**To do:** Count how many lines hold the string "Menjadi". Answer with that number and nothing more.
***
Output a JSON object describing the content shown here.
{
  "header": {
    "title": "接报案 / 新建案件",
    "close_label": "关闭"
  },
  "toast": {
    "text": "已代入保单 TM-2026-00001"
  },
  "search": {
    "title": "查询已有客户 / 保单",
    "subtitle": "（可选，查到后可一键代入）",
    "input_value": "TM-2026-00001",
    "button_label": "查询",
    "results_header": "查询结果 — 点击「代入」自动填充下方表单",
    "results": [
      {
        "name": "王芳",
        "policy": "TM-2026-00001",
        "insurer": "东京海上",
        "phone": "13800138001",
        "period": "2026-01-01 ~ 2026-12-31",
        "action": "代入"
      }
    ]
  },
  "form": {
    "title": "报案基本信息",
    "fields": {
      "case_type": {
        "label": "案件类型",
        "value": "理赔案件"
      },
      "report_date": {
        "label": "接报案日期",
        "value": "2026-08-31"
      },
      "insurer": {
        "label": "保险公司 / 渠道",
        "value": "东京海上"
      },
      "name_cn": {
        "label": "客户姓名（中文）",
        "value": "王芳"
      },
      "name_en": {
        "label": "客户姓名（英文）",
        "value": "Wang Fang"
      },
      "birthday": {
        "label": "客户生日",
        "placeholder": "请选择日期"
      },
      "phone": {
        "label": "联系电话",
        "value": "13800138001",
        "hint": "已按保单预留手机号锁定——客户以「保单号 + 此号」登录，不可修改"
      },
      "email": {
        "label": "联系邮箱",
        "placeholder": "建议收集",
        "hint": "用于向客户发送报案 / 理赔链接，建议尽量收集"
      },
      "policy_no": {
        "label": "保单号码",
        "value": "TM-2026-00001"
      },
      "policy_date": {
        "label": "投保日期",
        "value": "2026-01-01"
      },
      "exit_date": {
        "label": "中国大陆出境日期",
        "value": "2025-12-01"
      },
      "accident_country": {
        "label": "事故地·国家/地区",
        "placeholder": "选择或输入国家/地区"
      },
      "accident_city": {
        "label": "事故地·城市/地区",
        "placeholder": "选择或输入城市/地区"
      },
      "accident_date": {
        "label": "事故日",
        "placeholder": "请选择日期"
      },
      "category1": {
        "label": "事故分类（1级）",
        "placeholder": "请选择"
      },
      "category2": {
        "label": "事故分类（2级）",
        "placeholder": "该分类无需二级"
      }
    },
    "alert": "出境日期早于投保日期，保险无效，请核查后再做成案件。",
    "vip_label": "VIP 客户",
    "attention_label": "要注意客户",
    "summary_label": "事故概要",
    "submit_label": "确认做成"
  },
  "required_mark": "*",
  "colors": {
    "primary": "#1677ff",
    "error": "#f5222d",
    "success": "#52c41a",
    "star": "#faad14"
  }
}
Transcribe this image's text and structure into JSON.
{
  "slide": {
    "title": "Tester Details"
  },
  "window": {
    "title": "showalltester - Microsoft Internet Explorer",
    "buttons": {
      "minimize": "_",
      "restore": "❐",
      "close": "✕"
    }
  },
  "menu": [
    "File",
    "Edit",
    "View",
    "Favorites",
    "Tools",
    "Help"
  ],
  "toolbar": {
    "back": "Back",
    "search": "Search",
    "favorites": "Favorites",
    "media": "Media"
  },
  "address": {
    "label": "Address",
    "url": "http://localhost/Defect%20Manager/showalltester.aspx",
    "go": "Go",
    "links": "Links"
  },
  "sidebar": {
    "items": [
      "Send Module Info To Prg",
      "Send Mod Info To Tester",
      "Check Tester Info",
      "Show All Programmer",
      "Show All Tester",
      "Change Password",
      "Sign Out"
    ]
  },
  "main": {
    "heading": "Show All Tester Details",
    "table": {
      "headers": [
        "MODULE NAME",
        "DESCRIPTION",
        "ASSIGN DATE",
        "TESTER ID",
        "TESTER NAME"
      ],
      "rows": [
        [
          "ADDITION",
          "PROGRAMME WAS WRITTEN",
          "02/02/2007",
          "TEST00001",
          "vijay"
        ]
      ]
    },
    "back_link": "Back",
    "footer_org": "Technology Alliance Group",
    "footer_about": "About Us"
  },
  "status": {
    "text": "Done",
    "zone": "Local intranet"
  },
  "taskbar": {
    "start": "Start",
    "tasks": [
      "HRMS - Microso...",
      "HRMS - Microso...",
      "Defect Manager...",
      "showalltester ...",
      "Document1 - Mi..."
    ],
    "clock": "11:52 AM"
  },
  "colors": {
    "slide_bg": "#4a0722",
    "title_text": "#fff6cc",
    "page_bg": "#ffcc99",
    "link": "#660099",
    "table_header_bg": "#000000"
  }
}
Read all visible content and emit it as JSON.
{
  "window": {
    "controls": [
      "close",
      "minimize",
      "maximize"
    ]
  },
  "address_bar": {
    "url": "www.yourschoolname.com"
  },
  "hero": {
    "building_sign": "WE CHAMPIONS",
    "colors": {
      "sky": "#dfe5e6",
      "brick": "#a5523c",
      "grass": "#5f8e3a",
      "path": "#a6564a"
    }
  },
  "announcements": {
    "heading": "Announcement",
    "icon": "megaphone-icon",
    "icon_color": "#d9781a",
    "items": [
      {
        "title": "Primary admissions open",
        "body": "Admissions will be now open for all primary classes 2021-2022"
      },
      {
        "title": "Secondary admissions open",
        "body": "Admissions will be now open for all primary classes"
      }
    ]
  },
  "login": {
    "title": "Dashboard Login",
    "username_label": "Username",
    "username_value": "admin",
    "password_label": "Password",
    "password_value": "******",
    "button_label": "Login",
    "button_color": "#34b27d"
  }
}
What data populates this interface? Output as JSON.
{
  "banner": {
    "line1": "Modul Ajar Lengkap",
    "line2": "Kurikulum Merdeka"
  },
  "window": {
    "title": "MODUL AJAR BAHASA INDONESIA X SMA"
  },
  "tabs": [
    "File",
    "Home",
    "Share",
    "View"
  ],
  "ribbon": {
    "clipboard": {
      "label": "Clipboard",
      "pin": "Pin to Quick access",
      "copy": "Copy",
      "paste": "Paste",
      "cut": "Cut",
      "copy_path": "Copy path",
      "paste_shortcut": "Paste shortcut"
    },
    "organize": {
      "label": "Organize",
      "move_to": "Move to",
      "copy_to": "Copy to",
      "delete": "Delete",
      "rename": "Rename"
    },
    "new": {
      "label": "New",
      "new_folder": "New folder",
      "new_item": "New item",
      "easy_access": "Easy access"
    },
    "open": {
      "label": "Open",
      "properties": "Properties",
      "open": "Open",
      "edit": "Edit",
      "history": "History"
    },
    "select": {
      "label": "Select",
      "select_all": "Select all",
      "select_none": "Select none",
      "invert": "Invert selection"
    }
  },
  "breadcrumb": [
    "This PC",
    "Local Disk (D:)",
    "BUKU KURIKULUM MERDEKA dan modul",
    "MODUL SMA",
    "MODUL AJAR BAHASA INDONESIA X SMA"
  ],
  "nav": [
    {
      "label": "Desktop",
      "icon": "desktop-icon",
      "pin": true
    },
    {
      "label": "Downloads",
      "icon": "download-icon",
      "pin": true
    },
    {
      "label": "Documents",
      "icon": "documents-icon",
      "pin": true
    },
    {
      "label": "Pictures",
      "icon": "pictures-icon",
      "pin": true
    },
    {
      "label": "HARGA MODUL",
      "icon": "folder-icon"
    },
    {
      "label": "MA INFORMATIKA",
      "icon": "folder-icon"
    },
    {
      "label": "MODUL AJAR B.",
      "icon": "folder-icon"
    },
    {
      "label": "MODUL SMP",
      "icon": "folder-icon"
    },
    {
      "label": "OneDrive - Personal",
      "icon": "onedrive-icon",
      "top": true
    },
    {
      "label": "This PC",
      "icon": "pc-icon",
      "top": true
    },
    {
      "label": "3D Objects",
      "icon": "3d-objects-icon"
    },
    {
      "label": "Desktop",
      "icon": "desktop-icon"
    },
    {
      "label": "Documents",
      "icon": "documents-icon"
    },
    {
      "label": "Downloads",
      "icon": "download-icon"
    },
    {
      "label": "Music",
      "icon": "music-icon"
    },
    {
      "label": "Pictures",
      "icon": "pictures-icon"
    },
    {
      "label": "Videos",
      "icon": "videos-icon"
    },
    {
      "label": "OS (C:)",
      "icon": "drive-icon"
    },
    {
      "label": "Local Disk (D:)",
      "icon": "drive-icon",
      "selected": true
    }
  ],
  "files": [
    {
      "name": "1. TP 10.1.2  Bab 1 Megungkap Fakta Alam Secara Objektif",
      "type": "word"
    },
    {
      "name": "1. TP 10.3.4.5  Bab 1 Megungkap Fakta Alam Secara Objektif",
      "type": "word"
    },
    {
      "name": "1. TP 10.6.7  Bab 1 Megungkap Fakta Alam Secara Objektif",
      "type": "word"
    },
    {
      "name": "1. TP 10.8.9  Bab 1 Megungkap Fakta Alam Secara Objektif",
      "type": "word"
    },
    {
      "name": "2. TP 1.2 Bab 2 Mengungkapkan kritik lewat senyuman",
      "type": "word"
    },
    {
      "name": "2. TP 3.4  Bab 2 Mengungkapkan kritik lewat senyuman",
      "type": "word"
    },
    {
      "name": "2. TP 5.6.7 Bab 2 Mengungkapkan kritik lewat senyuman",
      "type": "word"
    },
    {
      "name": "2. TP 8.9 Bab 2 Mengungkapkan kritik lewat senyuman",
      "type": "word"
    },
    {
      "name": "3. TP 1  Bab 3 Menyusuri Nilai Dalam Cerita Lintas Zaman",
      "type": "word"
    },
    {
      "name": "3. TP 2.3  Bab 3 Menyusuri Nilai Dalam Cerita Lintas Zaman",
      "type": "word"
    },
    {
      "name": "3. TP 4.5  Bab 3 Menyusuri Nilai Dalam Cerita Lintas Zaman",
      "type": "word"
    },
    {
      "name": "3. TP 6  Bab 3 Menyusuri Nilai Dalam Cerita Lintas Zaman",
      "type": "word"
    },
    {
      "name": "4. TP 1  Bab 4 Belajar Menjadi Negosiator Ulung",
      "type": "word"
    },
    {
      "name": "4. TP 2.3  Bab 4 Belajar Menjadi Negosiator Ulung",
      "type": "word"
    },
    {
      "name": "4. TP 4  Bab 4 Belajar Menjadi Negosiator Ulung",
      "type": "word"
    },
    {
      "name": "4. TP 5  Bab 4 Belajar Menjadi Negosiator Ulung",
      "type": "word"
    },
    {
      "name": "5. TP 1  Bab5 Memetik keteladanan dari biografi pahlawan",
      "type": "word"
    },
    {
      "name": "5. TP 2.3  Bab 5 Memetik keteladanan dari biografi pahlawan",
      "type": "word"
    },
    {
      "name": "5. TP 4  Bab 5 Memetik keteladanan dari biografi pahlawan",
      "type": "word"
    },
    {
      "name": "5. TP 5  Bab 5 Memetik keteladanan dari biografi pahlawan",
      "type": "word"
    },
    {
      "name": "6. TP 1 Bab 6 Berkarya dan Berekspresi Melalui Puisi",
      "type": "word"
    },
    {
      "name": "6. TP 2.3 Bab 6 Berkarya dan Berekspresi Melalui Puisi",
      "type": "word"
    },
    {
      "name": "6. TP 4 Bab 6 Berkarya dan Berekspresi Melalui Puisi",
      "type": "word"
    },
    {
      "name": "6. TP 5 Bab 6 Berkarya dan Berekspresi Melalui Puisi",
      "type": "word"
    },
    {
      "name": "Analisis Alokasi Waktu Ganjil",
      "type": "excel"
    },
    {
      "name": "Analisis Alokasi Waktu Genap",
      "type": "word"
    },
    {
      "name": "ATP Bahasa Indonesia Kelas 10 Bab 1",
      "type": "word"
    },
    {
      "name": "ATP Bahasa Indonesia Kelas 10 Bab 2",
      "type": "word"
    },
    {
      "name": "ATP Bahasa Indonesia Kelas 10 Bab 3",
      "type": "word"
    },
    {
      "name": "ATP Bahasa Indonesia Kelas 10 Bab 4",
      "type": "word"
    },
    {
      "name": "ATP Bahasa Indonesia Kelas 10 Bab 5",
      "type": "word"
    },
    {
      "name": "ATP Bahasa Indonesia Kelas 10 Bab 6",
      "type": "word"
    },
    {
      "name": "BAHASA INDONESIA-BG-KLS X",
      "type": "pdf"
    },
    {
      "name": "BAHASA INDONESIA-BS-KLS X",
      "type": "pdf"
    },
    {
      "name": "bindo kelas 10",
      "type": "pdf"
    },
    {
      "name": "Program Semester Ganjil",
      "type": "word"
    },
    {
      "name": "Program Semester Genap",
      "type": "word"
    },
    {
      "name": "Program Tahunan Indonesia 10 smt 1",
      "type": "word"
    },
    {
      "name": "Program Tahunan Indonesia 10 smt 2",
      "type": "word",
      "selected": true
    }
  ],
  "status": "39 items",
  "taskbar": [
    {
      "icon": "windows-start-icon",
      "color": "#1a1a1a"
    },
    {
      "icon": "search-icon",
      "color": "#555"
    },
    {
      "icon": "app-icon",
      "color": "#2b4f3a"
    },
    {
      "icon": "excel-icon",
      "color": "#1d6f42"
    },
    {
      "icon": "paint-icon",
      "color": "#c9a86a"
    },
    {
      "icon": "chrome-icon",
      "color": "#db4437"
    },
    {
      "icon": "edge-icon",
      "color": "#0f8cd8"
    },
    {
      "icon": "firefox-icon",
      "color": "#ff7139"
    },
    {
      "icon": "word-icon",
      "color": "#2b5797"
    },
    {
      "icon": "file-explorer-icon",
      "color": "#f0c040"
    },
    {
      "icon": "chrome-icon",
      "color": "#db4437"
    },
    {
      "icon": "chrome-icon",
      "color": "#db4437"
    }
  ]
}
***
**Finished exercise:** 4